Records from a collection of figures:

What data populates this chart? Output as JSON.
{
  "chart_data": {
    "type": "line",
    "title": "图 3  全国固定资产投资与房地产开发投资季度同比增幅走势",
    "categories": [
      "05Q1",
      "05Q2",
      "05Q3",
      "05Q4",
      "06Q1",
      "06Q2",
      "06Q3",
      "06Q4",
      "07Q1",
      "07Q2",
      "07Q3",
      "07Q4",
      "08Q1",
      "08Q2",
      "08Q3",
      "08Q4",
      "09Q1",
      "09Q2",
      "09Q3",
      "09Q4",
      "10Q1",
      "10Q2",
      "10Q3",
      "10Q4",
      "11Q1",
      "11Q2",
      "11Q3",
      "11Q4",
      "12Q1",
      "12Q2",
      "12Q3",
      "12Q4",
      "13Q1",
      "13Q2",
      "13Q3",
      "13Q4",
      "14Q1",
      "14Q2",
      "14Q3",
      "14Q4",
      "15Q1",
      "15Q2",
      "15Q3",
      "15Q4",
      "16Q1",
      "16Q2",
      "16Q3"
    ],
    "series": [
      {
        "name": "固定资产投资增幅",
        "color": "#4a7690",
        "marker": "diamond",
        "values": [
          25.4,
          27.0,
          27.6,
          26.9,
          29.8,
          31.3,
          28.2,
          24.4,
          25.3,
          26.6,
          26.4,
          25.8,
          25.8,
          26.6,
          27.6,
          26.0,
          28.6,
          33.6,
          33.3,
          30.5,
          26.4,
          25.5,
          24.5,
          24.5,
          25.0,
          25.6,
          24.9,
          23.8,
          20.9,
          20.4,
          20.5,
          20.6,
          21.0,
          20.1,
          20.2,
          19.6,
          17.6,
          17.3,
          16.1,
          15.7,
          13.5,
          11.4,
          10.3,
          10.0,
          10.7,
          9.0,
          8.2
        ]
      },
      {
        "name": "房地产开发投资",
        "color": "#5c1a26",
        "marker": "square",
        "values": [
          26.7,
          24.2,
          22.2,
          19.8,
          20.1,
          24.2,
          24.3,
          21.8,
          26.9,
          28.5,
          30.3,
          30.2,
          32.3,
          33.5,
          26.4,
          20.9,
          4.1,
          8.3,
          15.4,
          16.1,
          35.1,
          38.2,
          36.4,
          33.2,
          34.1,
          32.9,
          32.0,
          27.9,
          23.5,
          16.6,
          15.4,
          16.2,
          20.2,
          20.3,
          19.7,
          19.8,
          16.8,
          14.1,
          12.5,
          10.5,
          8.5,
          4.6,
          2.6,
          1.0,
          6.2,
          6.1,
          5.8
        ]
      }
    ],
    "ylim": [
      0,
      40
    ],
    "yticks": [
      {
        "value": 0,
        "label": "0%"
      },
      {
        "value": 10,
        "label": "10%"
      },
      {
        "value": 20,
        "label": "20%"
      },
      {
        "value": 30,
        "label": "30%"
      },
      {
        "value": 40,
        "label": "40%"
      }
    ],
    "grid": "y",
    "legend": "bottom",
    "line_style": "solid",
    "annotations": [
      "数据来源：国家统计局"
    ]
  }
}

**PROBLEM TO WORK ON**. The records above should be duplicated in full, exactly as given.

**COMPLETE OUTPUT**.
What data populates this chart? Output as JSON.
{
  "chart_data": {
    "type": "line",
    "title": "图 3  全国固定资产投资与房地产开发投资季度同比增幅走势",
    "categories": [
      "05Q1",
      "05Q2",
      "05Q3",
      "05Q4",
      "06Q1",
      "06Q2",
      "06Q3",
      "06Q4",
      "07Q1",
      "07Q2",
      "07Q3",
      "07Q4",
      "08Q1",
      "08Q2",
      "08Q3",
      "08Q4",
      "09Q1",
      "09Q2",
      "09Q3",
      "09Q4",
      "10Q1",
      "10Q2",
      "10Q3",
      "10Q4",
      "11Q1",
      "11Q2",
      "11Q3",
      "11Q4",
      "12Q1",
      "12Q2",
      "12Q3",
      "12Q4",
      "13Q1",
      "13Q2",
      "13Q3",
      "13Q4",
      "14Q1",
      "14Q2",
      "14Q3",
      "14Q4",
      "15Q1",
      "15Q2",
      "15Q3",
      "15Q4",
      "16Q1",
      "16Q2",
      "16Q3"
    ],
    "series": [
      {
        "name": "固定资产投资增幅",
        "color": "#4a7690",
        "marker": "diamond",
        "values": [
          25.4,
          27.0,
          27.6,
          26.9,
          29.8,
          31.3,
          28.2,
          24.4,
          25.3,
          26.6,
          26.4,
          25.8,
          25.8,
          26.6,
          27.6,
          26.0,
          28.6,
          33.6,
          33.3,
          30.5,
          26.4,
          25.5,
          24.5,
          24.5,
          25.0,
          25.6,
          24.9,
          23.8,
          20.9,
          20.4,
          20.5,
          20.6,
          21.0,
          20.1,
          20.2,
          19.6,
          17.6,
          17.3,
          16.1,
          15.7,
          13.5,
          11.4,
          10.3,
          10.0,
          10.7,
          9.0,
          8.2
        ]
      },
      {
        "name": "房地产开发投资",
        "color": "#5c1a26",
        "marker": "square",
        "values": [
          26.7,
          24.2,
          22.2,
          19.8,
          20.1,
          24.2,
          24.3,
          21.8,
          26.9,
          28.5,
          30.3,
          30.2,
          32.3,
          33.5,
          26.4,
          20.9,
          4.1,
          8.3,
          15.4,
          16.1,
          35.1,
          38.2,
          36.4,
          33.2,
          34.1,
          32.9,
          32.0,
          27.9,
          23.5,
          16.6,
          15.4,
          16.2,
          20.2,
          20.3,
          19.7,
          19.8,
          16.8,
          14.1,
          12.5,
          10.5,
          8.5,
          4.6,
          2.6,
          1.0,
          6.2,
          6.1,
          5.8
        ]
      }
    ],
    "ylim": [
      0,
      40
    ],
    "yticks": [
      {
        "value": 0,
        "label": "0%"
      },
      {
        "value": 10,
        "label": "10%"
      },
      {
        "value": 20,
        "label": "20%"
      },
      {
        "value": 30,
        "label": "30%"
      },
      {
        "value": 40,
        "label": "40%"
      }
    ],
    "grid": "y",
    "legend": "bottom",
    "line_style": "solid",
    "annotations": [
      "数据来源：国家统计局"
    ]
  }
}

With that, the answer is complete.